▶ [Dataset extract]
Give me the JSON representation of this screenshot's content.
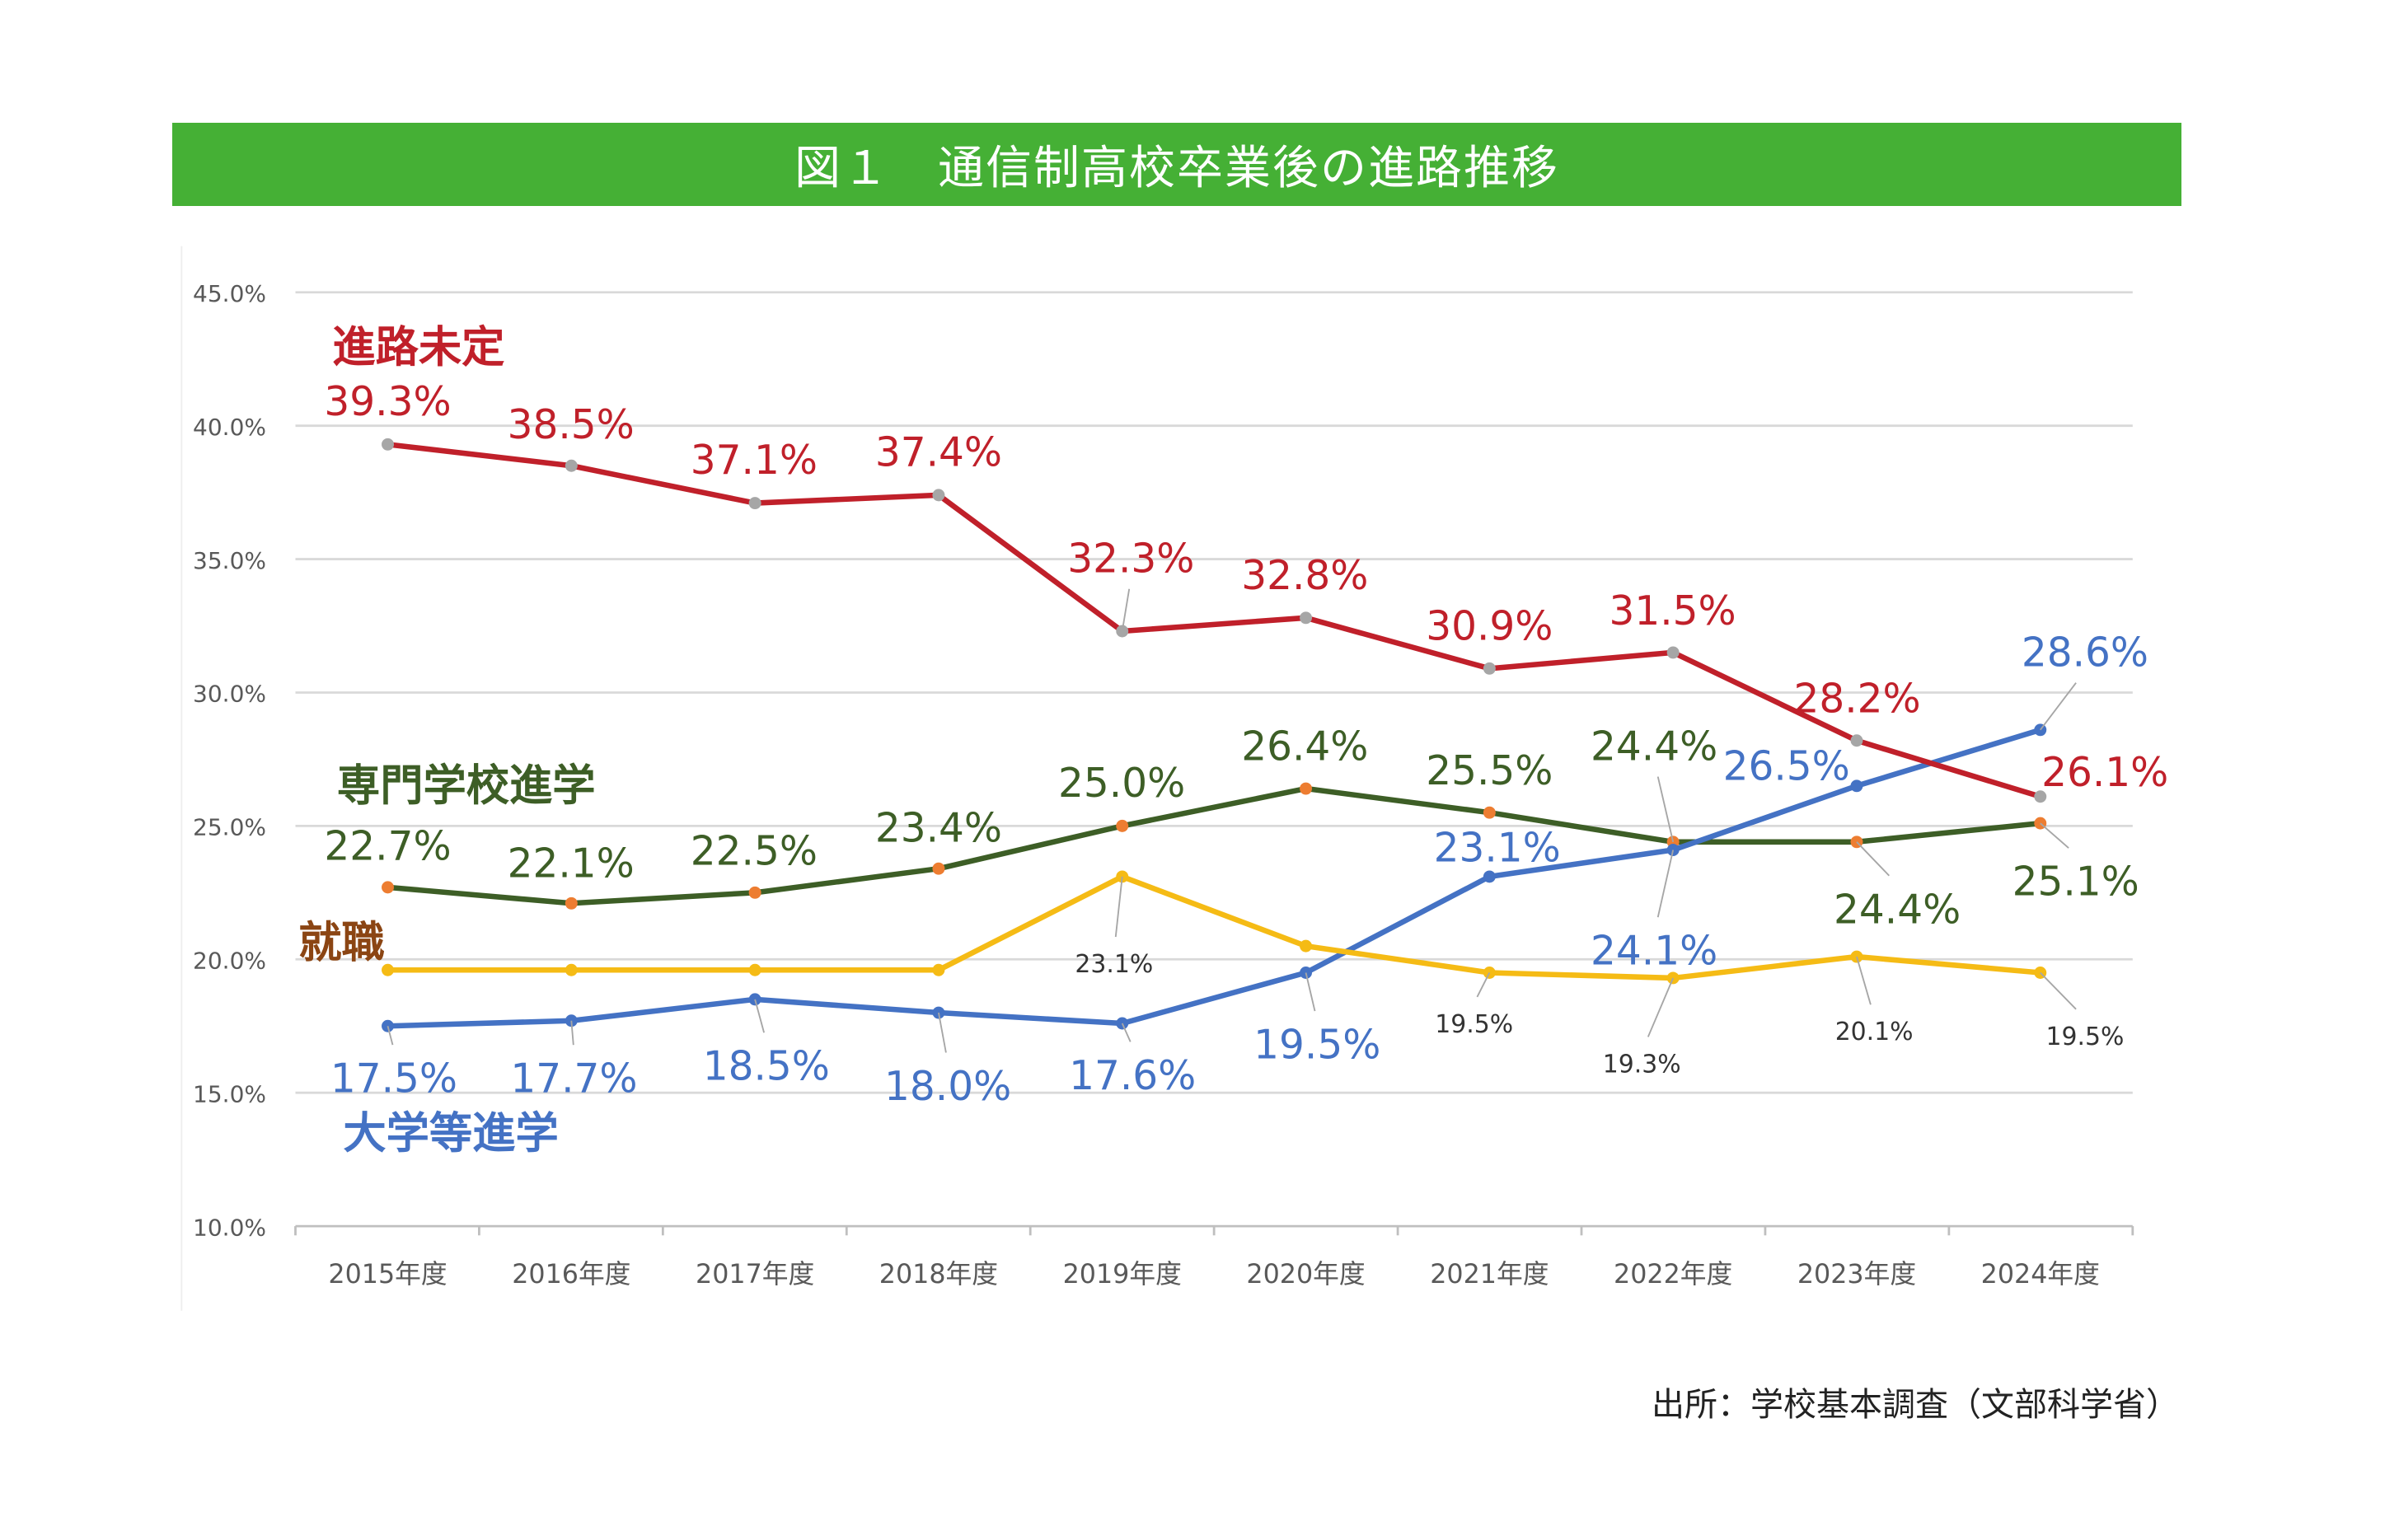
{
  "title": "図１　通信制高校卒業後の進路推移",
  "source": "出所：学校基本調査（文部科学省）",
  "chart_data": {
    "type": "line",
    "title": "図１　通信制高校卒業後の進路推移",
    "categories": [
      "2015年度",
      "2016年度",
      "2017年度",
      "2018年度",
      "2019年度",
      "2020年度",
      "2021年度",
      "2022年度",
      "2023年度",
      "2024年度"
    ],
    "ylim": [
      10,
      45
    ],
    "yticks": [
      "10.0%",
      "15.0%",
      "20.0%",
      "25.0%",
      "30.0%",
      "35.0%",
      "40.0%",
      "45.0%"
    ],
    "grid": true,
    "series": [
      {
        "name": "進路未定",
        "color": "#c0202a",
        "marker_color": "#a6a6a6",
        "label_color": "#c0202a",
        "values": [
          39.3,
          38.5,
          37.1,
          37.4,
          32.3,
          32.8,
          30.9,
          31.5,
          28.2,
          26.1
        ],
        "labeled": [
          true,
          true,
          true,
          true,
          true,
          true,
          true,
          true,
          true,
          true
        ]
      },
      {
        "name": "専門学校進学",
        "color": "#3d5e26",
        "marker_color": "#ed7d31",
        "label_color": "#3d5e26",
        "values": [
          22.7,
          22.1,
          22.5,
          23.4,
          25.0,
          26.4,
          25.5,
          24.4,
          24.4,
          25.1
        ],
        "labeled": [
          true,
          true,
          true,
          true,
          true,
          true,
          true,
          true,
          true,
          true
        ]
      },
      {
        "name": "就職",
        "color": "#f5bb15",
        "marker_color": "#f5bb15",
        "label_color": "#333333",
        "name_color": "#8b4513",
        "values": [
          19.6,
          19.6,
          19.6,
          19.6,
          23.1,
          20.5,
          19.5,
          19.3,
          20.1,
          19.5
        ],
        "labeled": [
          false,
          false,
          false,
          false,
          true,
          false,
          true,
          true,
          true,
          true
        ]
      },
      {
        "name": "大学等進学",
        "color": "#4472c4",
        "marker_color": "#4472c4",
        "label_color": "#4472c4",
        "values": [
          17.5,
          17.7,
          18.5,
          18.0,
          17.6,
          19.5,
          23.1,
          24.1,
          26.5,
          28.6
        ],
        "labeled": [
          true,
          true,
          true,
          true,
          true,
          true,
          true,
          true,
          true,
          true
        ]
      }
    ]
  }
}
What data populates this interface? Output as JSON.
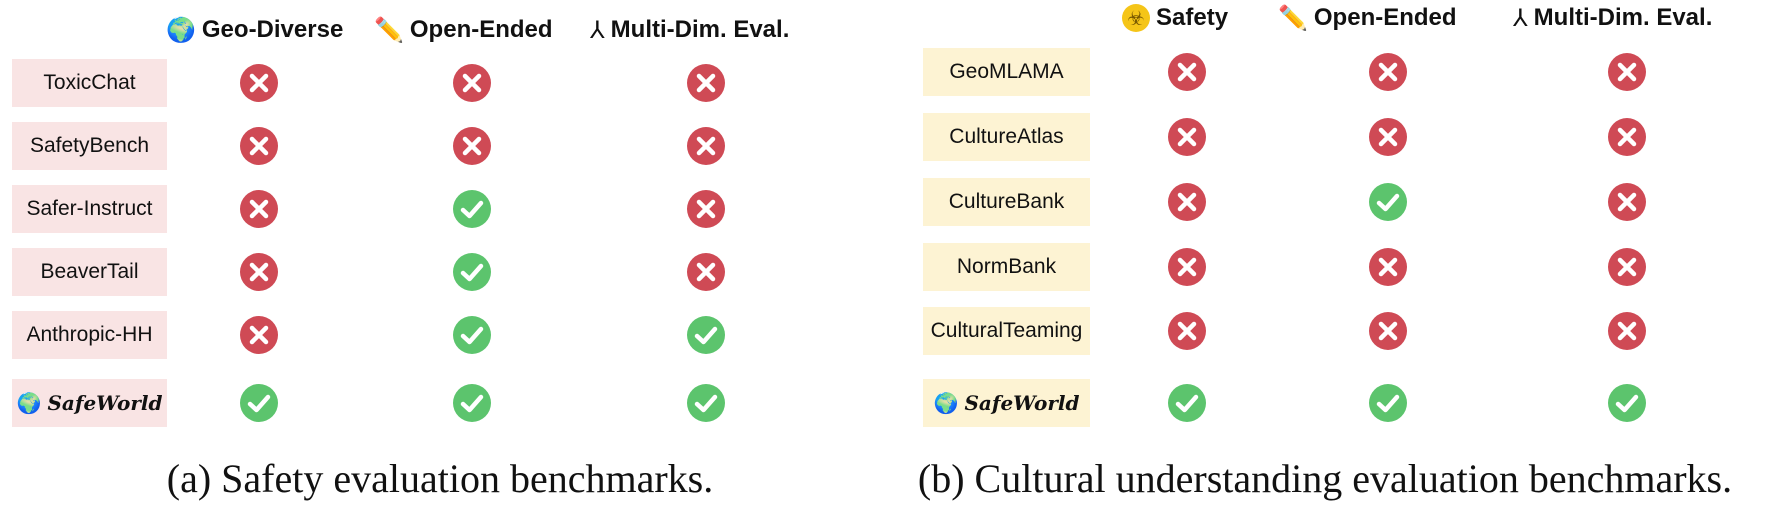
{
  "panel_a": {
    "columns": [
      {
        "icon": "globe-icon",
        "glyph": "🌍",
        "label": "Geo-Diverse"
      },
      {
        "icon": "pencil-icon",
        "glyph": "✏️",
        "label": "Open-Ended"
      },
      {
        "icon": "axes-icon",
        "glyph": "⅄",
        "label": "Multi-Dim. Eval."
      }
    ],
    "rows": [
      {
        "name": "ToxicChat",
        "values": [
          false,
          false,
          false
        ]
      },
      {
        "name": "SafetyBench",
        "values": [
          false,
          false,
          false
        ]
      },
      {
        "name": "Safer-Instruct",
        "values": [
          false,
          true,
          false
        ]
      },
      {
        "name": "BeaverTail",
        "values": [
          false,
          true,
          false
        ]
      },
      {
        "name": "Anthropic-HH",
        "values": [
          false,
          true,
          true
        ]
      },
      {
        "name": "SafeWorld",
        "values": [
          true,
          true,
          true
        ]
      }
    ],
    "caption": "(a) Safety evaluation benchmarks."
  },
  "panel_b": {
    "columns": [
      {
        "icon": "biohazard-icon",
        "glyph": "☣",
        "label": "Safety"
      },
      {
        "icon": "pencil-icon",
        "glyph": "✏️",
        "label": "Open-Ended"
      },
      {
        "icon": "axes-icon",
        "glyph": "⅄",
        "label": "Multi-Dim. Eval."
      }
    ],
    "rows": [
      {
        "name": "GeoMLAMA",
        "values": [
          false,
          false,
          false
        ]
      },
      {
        "name": "CultureAtlas",
        "values": [
          false,
          false,
          false
        ]
      },
      {
        "name": "CultureBank",
        "values": [
          false,
          true,
          false
        ]
      },
      {
        "name": "NormBank",
        "values": [
          false,
          false,
          false
        ]
      },
      {
        "name": "CulturalTeaming",
        "values": [
          false,
          false,
          false
        ]
      },
      {
        "name": "SafeWorld",
        "values": [
          true,
          true,
          true
        ]
      }
    ],
    "caption": "(b) Cultural understanding evaluation benchmarks."
  },
  "colors": {
    "check": "#5cc46d",
    "cross": "#cf4a55",
    "panel_a_label_bg": "#f9e4e4",
    "panel_b_label_bg": "#fdf3d3"
  }
}
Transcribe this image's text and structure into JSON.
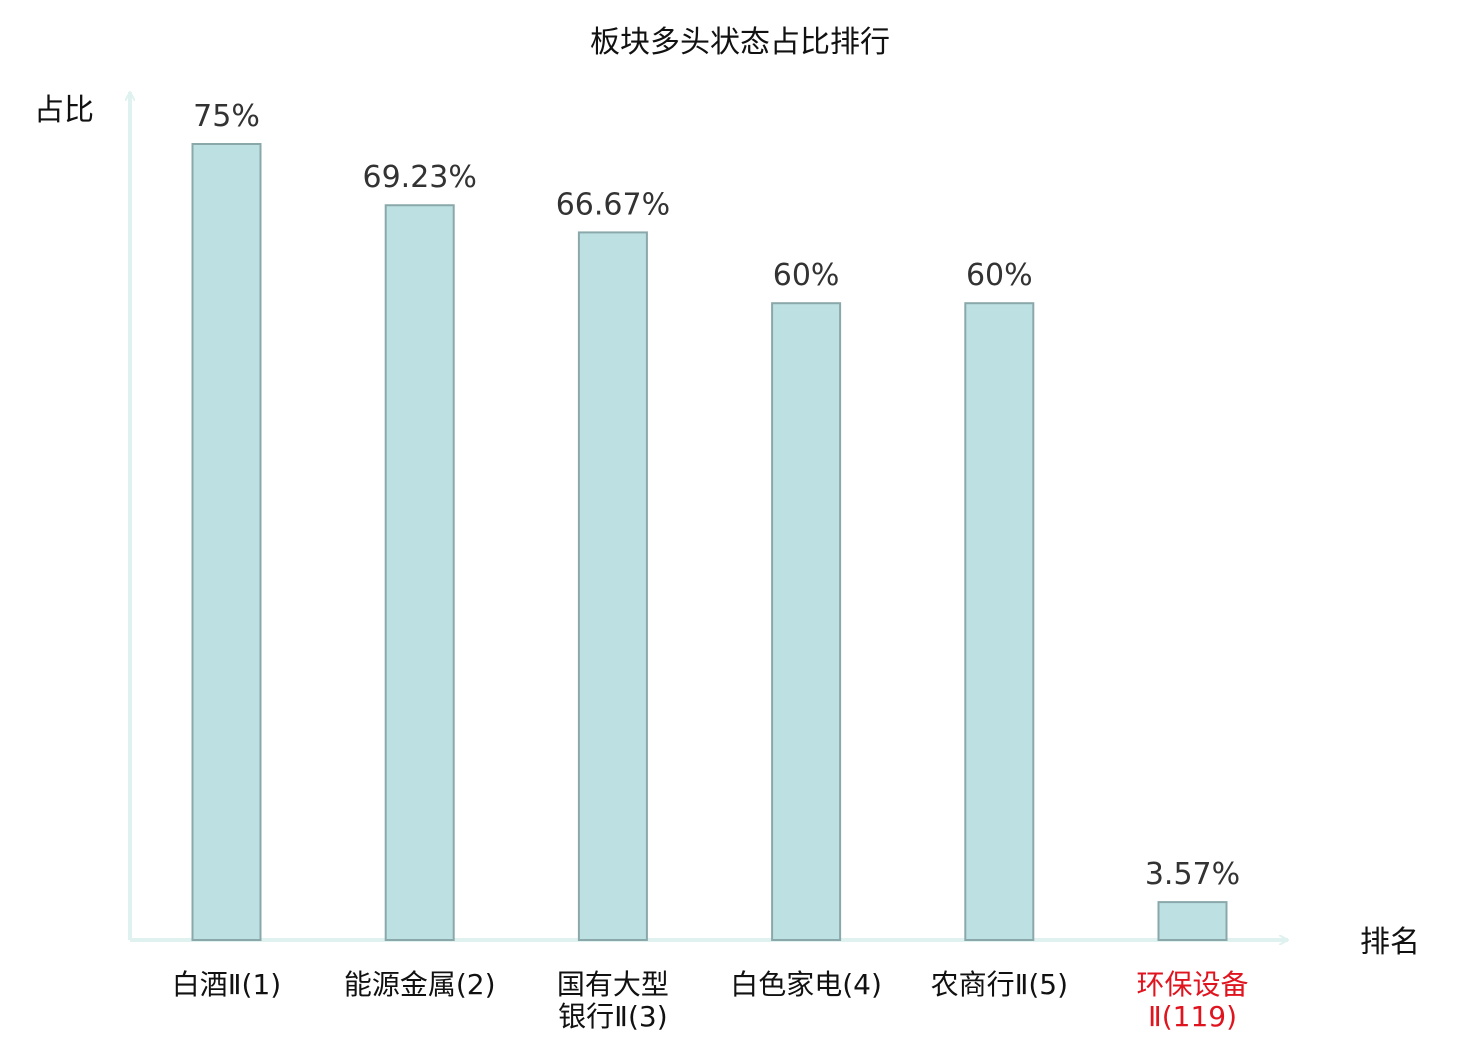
{
  "chart_data": {
    "type": "bar",
    "title": "板块多头状态占比排行",
    "ylabel": "占比",
    "xlabel": "排名",
    "ylim": [
      0,
      80
    ],
    "grid": false,
    "legend": "none",
    "categories": [
      [
        "白酒Ⅱ(1)"
      ],
      [
        "能源金属(2)"
      ],
      [
        "国有大型",
        "银行Ⅱ(3)"
      ],
      [
        "白色家电(4)"
      ],
      [
        "农商行Ⅱ(5)"
      ],
      [
        "环保设备",
        "Ⅱ(119)"
      ]
    ],
    "values": [
      75,
      69.23,
      66.67,
      60,
      60,
      3.57
    ],
    "value_labels": [
      "75%",
      "69.23%",
      "66.67%",
      "60%",
      "60%",
      "3.57%"
    ],
    "highlight_index": 5
  },
  "colors": {
    "bar_fill": "#bde1e3",
    "bar_stroke": "#8aa8aa",
    "axis": "#dff2ef",
    "category_text": "#111111",
    "highlight_text": "#e0141e"
  }
}
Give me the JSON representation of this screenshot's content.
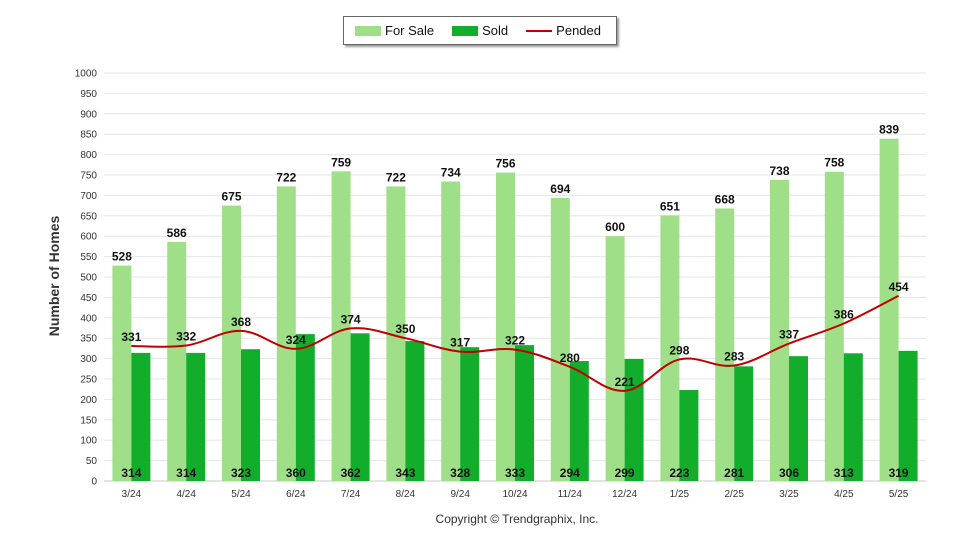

▶ [Required task]
Retype everything in the material word for word, minus pictures.

▶ [Complete answer]
Give me the JSON representation of this screenshot's content.
{
  "title": "図１　通信制高校卒業後の進路推移",
  "source": "出所：学校基本調査（文部科学省）",
  "chart_data": {
    "type": "line",
    "title": "図１　通信制高校卒業後の進路推移",
    "categories": [
      "2015年度",
      "2016年度",
      "2017年度",
      "2018年度",
      "2019年度",
      "2020年度",
      "2021年度",
      "2022年度",
      "2023年度",
      "2024年度"
    ],
    "ylim": [
      10,
      45
    ],
    "yticks": [
      "10.0%",
      "15.0%",
      "20.0%",
      "25.0%",
      "30.0%",
      "35.0%",
      "40.0%",
      "45.0%"
    ],
    "grid": true,
    "series": [
      {
        "name": "進路未定",
        "color": "#c0202a",
        "marker_color": "#a6a6a6",
        "label_color": "#c0202a",
        "values": [
          39.3,
          38.5,
          37.1,
          37.4,
          32.3,
          32.8,
          30.9,
          31.5,
          28.2,
          26.1
        ],
        "labeled": [
          true,
          true,
          true,
          true,
          true,
          true,
          true,
          true,
          true,
          true
        ]
      },
      {
        "name": "専門学校進学",
        "color": "#3d5e26",
        "marker_color": "#ed7d31",
        "label_color": "#3d5e26",
        "values": [
          22.7,
          22.1,
          22.5,
          23.4,
          25.0,
          26.4,
          25.5,
          24.4,
          24.4,
          25.1
        ],
        "labeled": [
          true,
          true,
          true,
          true,
          true,
          true,
          true,
          true,
          true,
          true
        ]
      },
      {
        "name": "就職",
        "color": "#f5bb15",
        "marker_color": "#f5bb15",
        "label_color": "#333333",
        "name_color": "#8b4513",
        "values": [
          19.6,
          19.6,
          19.6,
          19.6,
          23.1,
          20.5,
          19.5,
          19.3,
          20.1,
          19.5
        ],
        "labeled": [
          false,
          false,
          false,
          false,
          true,
          false,
          true,
          true,
          true,
          true
        ]
      },
      {
        "name": "大学等進学",
        "color": "#4472c4",
        "marker_color": "#4472c4",
        "label_color": "#4472c4",
        "values": [
          17.5,
          17.7,
          18.5,
          18.0,
          17.6,
          19.5,
          23.1,
          24.1,
          26.5,
          28.6
        ],
        "labeled": [
          true,
          true,
          true,
          true,
          true,
          true,
          true,
          true,
          true,
          true
        ]
      }
    ]
  }
}
What data populates this interface? Output as JSON.
{
  "panel_a": {
    "columns": [
      {
        "icon": "globe-icon",
        "glyph": "🌍",
        "label": "Geo-Diverse"
      },
      {
        "icon": "pencil-icon",
        "glyph": "✏️",
        "label": "Open-Ended"
      },
      {
        "icon": "axes-icon",
        "glyph": "⅄",
        "label": "Multi-Dim. Eval."
      }
    ],
    "rows": [
      {
        "name": "ToxicChat",
        "values": [
          false,
          false,
          false
        ]
      },
      {
        "name": "SafetyBench",
        "values": [
          false,
          false,
          false
        ]
      },
      {
        "name": "Safer-Instruct",
        "values": [
          false,
          true,
          false
        ]
      },
      {
        "name": "BeaverTail",
        "values": [
          false,
          true,
          false
        ]
      },
      {
        "name": "Anthropic-HH",
        "values": [
          false,
          true,
          true
        ]
      },
      {
        "name": "SafeWorld",
        "values": [
          true,
          true,
          true
        ]
      }
    ],
    "caption": "(a) Safety evaluation benchmarks."
  },
  "panel_b": {
    "columns": [
      {
        "icon": "biohazard-icon",
        "glyph": "☣",
        "label": "Safety"
      },
      {
        "icon": "pencil-icon",
        "glyph": "✏️",
        "label": "Open-Ended"
      },
      {
        "icon": "axes-icon",
        "glyph": "⅄",
        "label": "Multi-Dim. Eval."
      }
    ],
    "rows": [
      {
        "name": "GeoMLAMA",
        "values": [
          false,
          false,
          false
        ]
      },
      {
        "name": "CultureAtlas",
        "values": [
          false,
          false,
          false
        ]
      },
      {
        "name": "CultureBank",
        "values": [
          false,
          true,
          false
        ]
      },
      {
        "name": "NormBank",
        "values": [
          false,
          false,
          false
        ]
      },
      {
        "name": "CulturalTeaming",
        "values": [
          false,
          false,
          false
        ]
      },
      {
        "name": "SafeWorld",
        "values": [
          true,
          true,
          true
        ]
      }
    ],
    "caption": "(b) Cultural understanding evaluation benchmarks."
  },
  "colors": {
    "check": "#5cc46d",
    "cross": "#cf4a55",
    "panel_a_label_bg": "#f9e4e4",
    "panel_b_label_bg": "#fdf3d3"
  }
}
Transcribe this image's text and structure into JSON.
{
  "chart_data": {
    "type": "bar",
    "title": "板块多头状态占比排行",
    "ylabel": "占比",
    "xlabel": "排名",
    "ylim": [
      0,
      80
    ],
    "grid": false,
    "legend": "none",
    "categories": [
      [
        "白酒Ⅱ(1)"
      ],
      [
        "能源金属(2)"
      ],
      [
        "国有大型",
        "银行Ⅱ(3)"
      ],
      [
        "白色家电(4)"
      ],
      [
        "农商行Ⅱ(5)"
      ],
      [
        "环保设备",
        "Ⅱ(119)"
      ]
    ],
    "values": [
      75,
      69.23,
      66.67,
      60,
      60,
      3.57
    ],
    "value_labels": [
      "75%",
      "69.23%",
      "66.67%",
      "60%",
      "60%",
      "3.57%"
    ],
    "highlight_index": 5
  },
  "colors": {
    "bar_fill": "#bde1e3",
    "bar_stroke": "#8aa8aa",
    "axis": "#dff2ef",
    "category_text": "#111111",
    "highlight_text": "#e0141e"
  }
}
Give me the JSON representation of this screenshot's content.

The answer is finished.